SUPPLIED MATERIAL ▸
═══

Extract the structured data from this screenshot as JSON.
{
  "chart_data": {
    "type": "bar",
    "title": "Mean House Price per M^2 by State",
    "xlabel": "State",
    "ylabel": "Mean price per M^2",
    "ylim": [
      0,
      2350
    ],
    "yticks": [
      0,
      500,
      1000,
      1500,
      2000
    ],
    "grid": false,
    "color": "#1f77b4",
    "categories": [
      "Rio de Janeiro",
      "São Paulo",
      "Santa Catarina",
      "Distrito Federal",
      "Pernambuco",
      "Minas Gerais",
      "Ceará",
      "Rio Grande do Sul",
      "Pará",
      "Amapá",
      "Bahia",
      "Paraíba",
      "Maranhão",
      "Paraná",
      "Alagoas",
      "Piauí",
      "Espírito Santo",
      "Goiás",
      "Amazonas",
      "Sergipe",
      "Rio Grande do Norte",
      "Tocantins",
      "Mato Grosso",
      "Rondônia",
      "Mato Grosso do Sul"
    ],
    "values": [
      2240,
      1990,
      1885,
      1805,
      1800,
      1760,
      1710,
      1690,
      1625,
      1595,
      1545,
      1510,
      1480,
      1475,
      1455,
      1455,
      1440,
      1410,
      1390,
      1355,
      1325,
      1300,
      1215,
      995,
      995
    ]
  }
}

═══

WORK TO BE COMPLETED ▸
Using the listing above, say how many of its lines contain the string "Mean", giving nothing but the figure.

RESULT OF THE TASK ▸
2